== Task input ==
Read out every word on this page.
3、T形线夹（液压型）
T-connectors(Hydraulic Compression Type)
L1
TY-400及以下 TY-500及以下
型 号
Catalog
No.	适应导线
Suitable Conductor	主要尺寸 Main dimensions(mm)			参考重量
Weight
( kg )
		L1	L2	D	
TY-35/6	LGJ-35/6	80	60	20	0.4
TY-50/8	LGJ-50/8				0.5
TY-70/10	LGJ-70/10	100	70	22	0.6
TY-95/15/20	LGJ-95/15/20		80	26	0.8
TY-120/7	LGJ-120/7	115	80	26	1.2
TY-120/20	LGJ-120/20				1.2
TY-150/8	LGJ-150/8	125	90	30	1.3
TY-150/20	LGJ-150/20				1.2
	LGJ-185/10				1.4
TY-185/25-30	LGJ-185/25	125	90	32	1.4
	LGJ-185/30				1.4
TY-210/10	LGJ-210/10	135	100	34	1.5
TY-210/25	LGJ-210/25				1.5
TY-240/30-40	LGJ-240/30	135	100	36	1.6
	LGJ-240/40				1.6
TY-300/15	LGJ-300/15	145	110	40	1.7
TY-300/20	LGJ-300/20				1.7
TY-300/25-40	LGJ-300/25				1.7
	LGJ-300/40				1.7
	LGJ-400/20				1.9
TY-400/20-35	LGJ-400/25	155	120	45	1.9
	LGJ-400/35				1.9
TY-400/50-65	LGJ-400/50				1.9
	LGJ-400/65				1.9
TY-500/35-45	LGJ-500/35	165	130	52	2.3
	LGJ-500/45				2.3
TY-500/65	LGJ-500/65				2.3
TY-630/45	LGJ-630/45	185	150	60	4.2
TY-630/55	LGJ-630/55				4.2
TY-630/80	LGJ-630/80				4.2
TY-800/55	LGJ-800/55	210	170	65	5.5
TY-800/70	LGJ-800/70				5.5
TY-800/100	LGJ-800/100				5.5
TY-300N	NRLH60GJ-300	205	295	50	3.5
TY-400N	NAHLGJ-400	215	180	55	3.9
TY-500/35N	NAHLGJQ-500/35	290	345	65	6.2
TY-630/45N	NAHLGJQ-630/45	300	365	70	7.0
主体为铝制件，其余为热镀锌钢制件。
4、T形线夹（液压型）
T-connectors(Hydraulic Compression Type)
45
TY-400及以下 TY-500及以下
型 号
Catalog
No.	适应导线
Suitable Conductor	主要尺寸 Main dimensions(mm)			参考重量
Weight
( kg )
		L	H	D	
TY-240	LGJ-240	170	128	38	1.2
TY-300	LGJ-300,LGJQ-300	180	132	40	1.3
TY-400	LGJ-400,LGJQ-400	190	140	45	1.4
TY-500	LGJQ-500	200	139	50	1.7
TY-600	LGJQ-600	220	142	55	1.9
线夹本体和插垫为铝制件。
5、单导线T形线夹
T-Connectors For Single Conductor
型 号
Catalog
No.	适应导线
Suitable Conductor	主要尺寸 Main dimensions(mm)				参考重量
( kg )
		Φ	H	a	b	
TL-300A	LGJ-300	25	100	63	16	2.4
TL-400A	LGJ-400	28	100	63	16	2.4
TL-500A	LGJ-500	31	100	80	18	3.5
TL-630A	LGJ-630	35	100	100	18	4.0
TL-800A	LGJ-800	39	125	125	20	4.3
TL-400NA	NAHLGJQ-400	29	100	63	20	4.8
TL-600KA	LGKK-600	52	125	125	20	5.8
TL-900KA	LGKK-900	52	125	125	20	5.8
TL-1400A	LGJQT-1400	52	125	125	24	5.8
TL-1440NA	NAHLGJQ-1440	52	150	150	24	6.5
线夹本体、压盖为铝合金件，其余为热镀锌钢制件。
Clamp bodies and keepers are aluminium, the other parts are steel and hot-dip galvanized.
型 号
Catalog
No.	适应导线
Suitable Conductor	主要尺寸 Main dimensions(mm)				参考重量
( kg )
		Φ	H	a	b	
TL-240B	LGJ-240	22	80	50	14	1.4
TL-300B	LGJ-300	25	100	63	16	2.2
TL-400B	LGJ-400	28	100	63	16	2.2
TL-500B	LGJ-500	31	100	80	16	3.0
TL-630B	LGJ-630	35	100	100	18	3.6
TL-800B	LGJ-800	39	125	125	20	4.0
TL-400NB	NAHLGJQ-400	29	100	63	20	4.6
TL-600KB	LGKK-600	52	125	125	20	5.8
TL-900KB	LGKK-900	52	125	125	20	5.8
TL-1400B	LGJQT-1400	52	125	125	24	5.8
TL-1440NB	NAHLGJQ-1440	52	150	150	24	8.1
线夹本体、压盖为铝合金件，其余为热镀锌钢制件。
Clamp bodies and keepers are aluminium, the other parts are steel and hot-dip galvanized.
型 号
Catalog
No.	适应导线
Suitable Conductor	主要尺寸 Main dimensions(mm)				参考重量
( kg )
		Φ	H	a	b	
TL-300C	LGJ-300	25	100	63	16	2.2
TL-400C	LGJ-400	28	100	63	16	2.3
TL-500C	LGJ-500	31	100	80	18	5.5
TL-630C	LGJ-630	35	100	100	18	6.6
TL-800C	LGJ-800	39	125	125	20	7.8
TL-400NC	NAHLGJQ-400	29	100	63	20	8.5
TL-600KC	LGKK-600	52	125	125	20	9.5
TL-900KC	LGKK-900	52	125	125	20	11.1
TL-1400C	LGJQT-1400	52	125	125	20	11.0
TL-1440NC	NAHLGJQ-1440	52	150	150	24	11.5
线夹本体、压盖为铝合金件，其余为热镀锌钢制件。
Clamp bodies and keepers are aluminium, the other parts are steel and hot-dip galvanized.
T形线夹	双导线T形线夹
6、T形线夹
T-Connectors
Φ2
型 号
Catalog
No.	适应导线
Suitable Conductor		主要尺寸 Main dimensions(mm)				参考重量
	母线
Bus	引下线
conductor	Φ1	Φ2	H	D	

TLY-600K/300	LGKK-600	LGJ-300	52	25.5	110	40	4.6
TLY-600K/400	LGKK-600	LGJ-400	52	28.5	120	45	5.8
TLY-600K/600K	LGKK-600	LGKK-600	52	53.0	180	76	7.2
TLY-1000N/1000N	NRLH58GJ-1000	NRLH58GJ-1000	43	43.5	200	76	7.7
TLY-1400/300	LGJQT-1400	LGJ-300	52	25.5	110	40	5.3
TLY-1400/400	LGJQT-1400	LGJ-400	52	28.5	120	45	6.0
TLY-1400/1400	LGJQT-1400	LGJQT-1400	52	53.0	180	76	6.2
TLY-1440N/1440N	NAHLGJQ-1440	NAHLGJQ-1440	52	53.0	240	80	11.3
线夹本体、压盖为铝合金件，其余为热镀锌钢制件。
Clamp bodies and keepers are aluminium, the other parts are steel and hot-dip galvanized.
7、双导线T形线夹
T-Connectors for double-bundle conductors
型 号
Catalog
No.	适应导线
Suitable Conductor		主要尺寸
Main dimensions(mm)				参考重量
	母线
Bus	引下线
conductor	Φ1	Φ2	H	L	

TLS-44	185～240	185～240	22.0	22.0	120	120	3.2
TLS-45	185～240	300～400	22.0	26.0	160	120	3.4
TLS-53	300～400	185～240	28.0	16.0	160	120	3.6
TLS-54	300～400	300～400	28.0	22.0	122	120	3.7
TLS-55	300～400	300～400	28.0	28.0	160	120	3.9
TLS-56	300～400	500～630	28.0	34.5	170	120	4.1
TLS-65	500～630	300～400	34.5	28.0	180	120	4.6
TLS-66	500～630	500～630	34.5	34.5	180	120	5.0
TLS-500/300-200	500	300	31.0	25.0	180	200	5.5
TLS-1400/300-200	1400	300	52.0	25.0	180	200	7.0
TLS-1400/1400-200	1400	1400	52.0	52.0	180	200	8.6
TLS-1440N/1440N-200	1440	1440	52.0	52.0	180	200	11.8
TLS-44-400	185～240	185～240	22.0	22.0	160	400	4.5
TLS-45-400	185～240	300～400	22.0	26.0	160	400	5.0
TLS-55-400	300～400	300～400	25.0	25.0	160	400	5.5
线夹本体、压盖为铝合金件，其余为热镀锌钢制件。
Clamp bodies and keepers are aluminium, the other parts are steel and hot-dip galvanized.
===
## Aim of the task:
Pick out and copy the lines of the material that include the word "LGJQT".

## In response:
TL-1400A	LGJQT-1400	52	125	125	24	5.8
TL-1400B	LGJQT-1400	52	125	125	24	5.8
TL-1400C	LGJQT-1400	52	125	125	20	11.0
TLY-1400/300	LGJQT-1400	LGJ-300	52	25.5	110	40	5.3
TLY-1400/400	LGJQT-1400	LGJ-400	52	28.5	120	45	6.0
TLY-1400/1400	LGJQT-1400	LGJQT-1400	52	53.0	180	76	6.2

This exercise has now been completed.